Dataset items:

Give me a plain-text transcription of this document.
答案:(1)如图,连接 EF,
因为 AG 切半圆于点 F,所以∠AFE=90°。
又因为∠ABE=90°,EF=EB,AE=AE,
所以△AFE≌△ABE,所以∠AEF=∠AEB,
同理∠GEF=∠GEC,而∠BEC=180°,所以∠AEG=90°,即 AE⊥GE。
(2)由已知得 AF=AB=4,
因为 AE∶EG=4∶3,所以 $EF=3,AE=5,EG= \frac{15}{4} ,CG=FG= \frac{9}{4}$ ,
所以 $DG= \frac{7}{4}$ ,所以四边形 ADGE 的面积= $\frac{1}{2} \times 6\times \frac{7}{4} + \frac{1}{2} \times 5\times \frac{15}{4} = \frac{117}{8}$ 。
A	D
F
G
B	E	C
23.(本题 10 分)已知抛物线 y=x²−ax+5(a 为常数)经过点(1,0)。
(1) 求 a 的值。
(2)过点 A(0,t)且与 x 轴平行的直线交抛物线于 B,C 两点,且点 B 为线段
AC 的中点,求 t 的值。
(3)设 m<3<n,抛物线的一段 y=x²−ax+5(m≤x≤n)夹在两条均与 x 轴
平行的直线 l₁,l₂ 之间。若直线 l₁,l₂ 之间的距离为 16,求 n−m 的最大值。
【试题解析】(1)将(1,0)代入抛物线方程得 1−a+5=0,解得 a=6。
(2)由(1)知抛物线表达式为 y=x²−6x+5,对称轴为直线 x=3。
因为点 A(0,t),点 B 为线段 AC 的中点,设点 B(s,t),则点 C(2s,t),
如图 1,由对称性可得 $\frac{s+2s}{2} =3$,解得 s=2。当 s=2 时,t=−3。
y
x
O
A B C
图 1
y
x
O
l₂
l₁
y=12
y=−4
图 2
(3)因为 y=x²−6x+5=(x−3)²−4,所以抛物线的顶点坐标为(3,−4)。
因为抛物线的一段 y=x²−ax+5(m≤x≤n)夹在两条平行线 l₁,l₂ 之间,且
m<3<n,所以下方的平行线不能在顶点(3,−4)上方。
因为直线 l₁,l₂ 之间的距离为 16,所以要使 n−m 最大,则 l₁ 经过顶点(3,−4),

Task objective: In the records, locate each line holding the string "之间的距离为" and copy it.

Finished task:
平行的直线 l₁,l₂ 之间。若直线 l₁,l₂ 之间的距离为 16,求 n−m 的最大值。
因为直线 l₁,l₂ 之间的距离为 16,所以要使 n−m 最大,则 l₁ 经过顶点(3,−4),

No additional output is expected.